Written exercise = Would you quote the material below in full and unchanged?

Extracted entries =

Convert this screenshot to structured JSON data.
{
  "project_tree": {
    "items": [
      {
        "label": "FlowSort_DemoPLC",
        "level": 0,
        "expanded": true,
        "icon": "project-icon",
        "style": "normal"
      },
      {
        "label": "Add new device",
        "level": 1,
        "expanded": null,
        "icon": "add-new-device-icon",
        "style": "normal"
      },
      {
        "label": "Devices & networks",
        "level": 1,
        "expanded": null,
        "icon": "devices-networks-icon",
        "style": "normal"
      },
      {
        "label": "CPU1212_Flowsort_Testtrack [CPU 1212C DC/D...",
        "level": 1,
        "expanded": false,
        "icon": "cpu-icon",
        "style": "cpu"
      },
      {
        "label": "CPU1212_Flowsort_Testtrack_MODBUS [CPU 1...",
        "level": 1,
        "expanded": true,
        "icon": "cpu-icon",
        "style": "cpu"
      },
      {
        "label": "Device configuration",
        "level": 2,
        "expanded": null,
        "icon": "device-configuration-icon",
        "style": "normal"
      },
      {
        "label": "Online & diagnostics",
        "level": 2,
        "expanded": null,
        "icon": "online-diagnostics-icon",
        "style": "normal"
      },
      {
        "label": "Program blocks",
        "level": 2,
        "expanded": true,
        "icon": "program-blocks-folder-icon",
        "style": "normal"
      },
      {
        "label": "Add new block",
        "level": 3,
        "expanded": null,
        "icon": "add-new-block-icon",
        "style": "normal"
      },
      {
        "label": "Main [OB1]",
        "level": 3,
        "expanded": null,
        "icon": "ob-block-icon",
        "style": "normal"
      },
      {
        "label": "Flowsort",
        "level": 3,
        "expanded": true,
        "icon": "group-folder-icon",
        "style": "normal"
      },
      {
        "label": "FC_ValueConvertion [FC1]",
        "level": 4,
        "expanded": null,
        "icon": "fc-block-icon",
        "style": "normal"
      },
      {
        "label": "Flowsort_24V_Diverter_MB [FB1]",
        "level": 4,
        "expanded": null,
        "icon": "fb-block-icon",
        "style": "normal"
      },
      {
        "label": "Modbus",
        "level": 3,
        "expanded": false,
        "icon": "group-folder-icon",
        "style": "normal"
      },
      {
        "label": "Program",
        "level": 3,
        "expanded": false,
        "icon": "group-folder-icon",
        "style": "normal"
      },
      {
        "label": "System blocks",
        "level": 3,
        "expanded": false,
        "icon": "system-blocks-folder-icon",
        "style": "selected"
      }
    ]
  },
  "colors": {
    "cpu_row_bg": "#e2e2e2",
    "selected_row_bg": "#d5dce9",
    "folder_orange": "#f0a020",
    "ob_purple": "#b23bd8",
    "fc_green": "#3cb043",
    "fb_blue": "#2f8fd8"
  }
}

Finished exercise =
Convert this screenshot to structured JSON data.
{
  "project_tree": {
    "items": [
      {
        "label": "FlowSort_DemoPLC",
        "level": 0,
        "expanded": true,
        "icon": "project-icon",
        "style": "normal"
      },
      {
        "label": "Add new device",
        "level": 1,
        "expanded": null,
        "icon": "add-new-device-icon",
        "style": "normal"
      },
      {
        "label": "Devices & networks",
        "level": 1,
        "expanded": null,
        "icon": "devices-networks-icon",
        "style": "normal"
      },
      {
        "label": "CPU1212_Flowsort_Testtrack [CPU 1212C DC/D...",
        "level": 1,
        "expanded": false,
        "icon": "cpu-icon",
        "style": "cpu"
      },
      {
        "label": "CPU1212_Flowsort_Testtrack_MODBUS [CPU 1...",
        "level": 1,
        "expanded": true,
        "icon": "cpu-icon",
        "style": "cpu"
      },
      {
        "label": "Device configuration",
        "level": 2,
        "expanded": null,
        "icon": "device-configuration-icon",
        "style": "normal"
      },
      {
        "label": "Online & diagnostics",
        "level": 2,
        "expanded": null,
        "icon": "online-diagnostics-icon",
        "style": "normal"
      },
      {
        "label": "Program blocks",
        "level": 2,
        "expanded": true,
        "icon": "program-blocks-folder-icon",
        "style": "normal"
      },
      {
        "label": "Add new block",
        "level": 3,
        "expanded": null,
        "icon": "add-new-block-icon",
        "style": "normal"
      },
      {
        "label": "Main [OB1]",
        "level": 3,
        "expanded": null,
        "icon": "ob-block-icon",
        "style": "normal"
      },
      {
        "label": "Flowsort",
        "level": 3,
        "expanded": true,
        "icon": "group-folder-icon",
        "style": "normal"
      },
      {
        "label": "FC_ValueConvertion [FC1]",
        "level": 4,
        "expanded": null,
        "icon": "fc-block-icon",
        "style": "normal"
      },
      {
        "label": "Flowsort_24V_Diverter_MB [FB1]",
        "level": 4,
        "expanded": null,
        "icon": "fb-block-icon",
        "style": "normal"
      },
      {
        "label": "Modbus",
        "level": 3,
        "expanded": false,
        "icon": "group-folder-icon",
        "style": "normal"
      },
      {
        "label": "Program",
        "level": 3,
        "expanded": false,
        "icon": "group-folder-icon",
        "style": "normal"
      },
      {
        "label": "System blocks",
        "level": 3,
        "expanded": false,
        "icon": "system-blocks-folder-icon",
        "style": "selected"
      }
    ]
  },
  "colors": {
    "cpu_row_bg": "#e2e2e2",
    "selected_row_bg": "#d5dce9",
    "folder_orange": "#f0a020",
    "ob_purple": "#b23bd8",
    "fc_green": "#3cb043",
    "fb_blue": "#2f8fd8"
  }
}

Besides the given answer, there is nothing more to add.